→ **WHAT THE TASK ASKS**
In this exercise, return the whole listing exactly, excluding any images.

Data excerpts
====

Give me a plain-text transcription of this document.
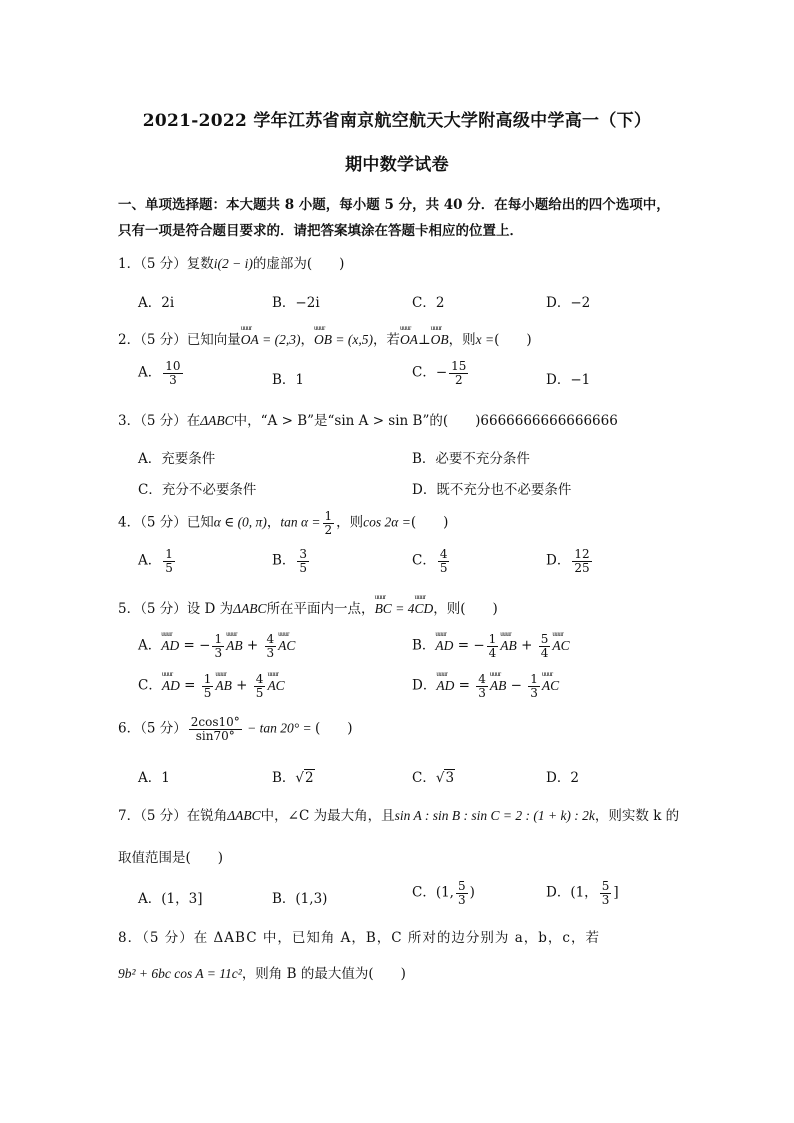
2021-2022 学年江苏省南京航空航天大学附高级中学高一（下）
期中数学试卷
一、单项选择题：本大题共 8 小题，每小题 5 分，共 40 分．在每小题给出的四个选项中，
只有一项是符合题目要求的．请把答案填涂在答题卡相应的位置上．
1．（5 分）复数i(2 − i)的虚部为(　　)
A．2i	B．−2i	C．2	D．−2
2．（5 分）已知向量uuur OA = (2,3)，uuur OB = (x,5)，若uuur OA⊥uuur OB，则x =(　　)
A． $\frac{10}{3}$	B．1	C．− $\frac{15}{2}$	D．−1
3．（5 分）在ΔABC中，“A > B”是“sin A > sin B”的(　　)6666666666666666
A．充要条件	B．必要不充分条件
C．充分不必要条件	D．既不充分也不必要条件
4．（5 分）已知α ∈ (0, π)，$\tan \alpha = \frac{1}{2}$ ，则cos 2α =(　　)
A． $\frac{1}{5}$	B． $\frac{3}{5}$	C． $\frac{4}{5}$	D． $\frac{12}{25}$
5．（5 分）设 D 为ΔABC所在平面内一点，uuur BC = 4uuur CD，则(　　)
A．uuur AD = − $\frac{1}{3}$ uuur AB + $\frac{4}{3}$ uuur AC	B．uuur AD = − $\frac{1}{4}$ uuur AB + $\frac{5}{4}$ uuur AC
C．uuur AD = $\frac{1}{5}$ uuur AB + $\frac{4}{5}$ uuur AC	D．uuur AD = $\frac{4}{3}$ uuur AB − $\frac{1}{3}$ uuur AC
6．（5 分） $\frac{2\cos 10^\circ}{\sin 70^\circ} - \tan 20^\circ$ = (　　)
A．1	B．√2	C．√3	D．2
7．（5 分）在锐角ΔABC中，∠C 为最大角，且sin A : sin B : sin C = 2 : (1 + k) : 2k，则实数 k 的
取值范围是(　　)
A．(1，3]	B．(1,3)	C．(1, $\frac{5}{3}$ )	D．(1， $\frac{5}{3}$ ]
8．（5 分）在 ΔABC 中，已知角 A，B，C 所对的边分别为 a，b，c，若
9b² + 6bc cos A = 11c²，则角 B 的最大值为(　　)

====

→ **SOLUTION TO THE PROBLEM**
Give me a plain-text transcription of this document.
2021-2022 学年江苏省南京航空航天大学附高级中学高一（下）
期中数学试卷
一、单项选择题：本大题共 8 小题，每小题 5 分，共 40 分．在每小题给出的四个选项中，
只有一项是符合题目要求的．请把答案填涂在答题卡相应的位置上．
1．（5 分）复数i(2 − i)的虚部为(　　)
A．2i	B．−2i	C．2	D．−2
2．（5 分）已知向量uuur OA = (2,3)，uuur OB = (x,5)，若uuur OA⊥uuur OB，则x =(　　)
A． $\frac{10}{3}$	B．1	C．− $\frac{15}{2}$	D．−1
3．（5 分）在ΔABC中，“A > B”是“sin A > sin B”的(　　)6666666666666666
A．充要条件	B．必要不充分条件
C．充分不必要条件	D．既不充分也不必要条件
4．（5 分）已知α ∈ (0, π)，$\tan \alpha = \frac{1}{2}$ ，则cos 2α =(　　)
A． $\frac{1}{5}$	B． $\frac{3}{5}$	C． $\frac{4}{5}$	D． $\frac{12}{25}$
5．（5 分）设 D 为ΔABC所在平面内一点，uuur BC = 4uuur CD，则(　　)
A．uuur AD = − $\frac{1}{3}$ uuur AB + $\frac{4}{3}$ uuur AC	B．uuur AD = − $\frac{1}{4}$ uuur AB + $\frac{5}{4}$ uuur AC
C．uuur AD = $\frac{1}{5}$ uuur AB + $\frac{4}{5}$ uuur AC	D．uuur AD = $\frac{4}{3}$ uuur AB − $\frac{1}{3}$ uuur AC
6．（5 分） $\frac{2\cos 10^\circ}{\sin 70^\circ} - \tan 20^\circ$ = (　　)
A．1	B．√2	C．√3	D．2
7．（5 分）在锐角ΔABC中，∠C 为最大角，且sin A : sin B : sin C = 2 : (1 + k) : 2k，则实数 k 的
取值范围是(　　)
A．(1，3]	B．(1,3)	C．(1, $\frac{5}{3}$ )	D．(1， $\frac{5}{3}$ ]
8．（5 分）在 ΔABC 中，已知角 A，B，C 所对的边分别为 a，b，c，若
9b² + 6bc cos A = 11c²，则角 B 的最大值为(　　)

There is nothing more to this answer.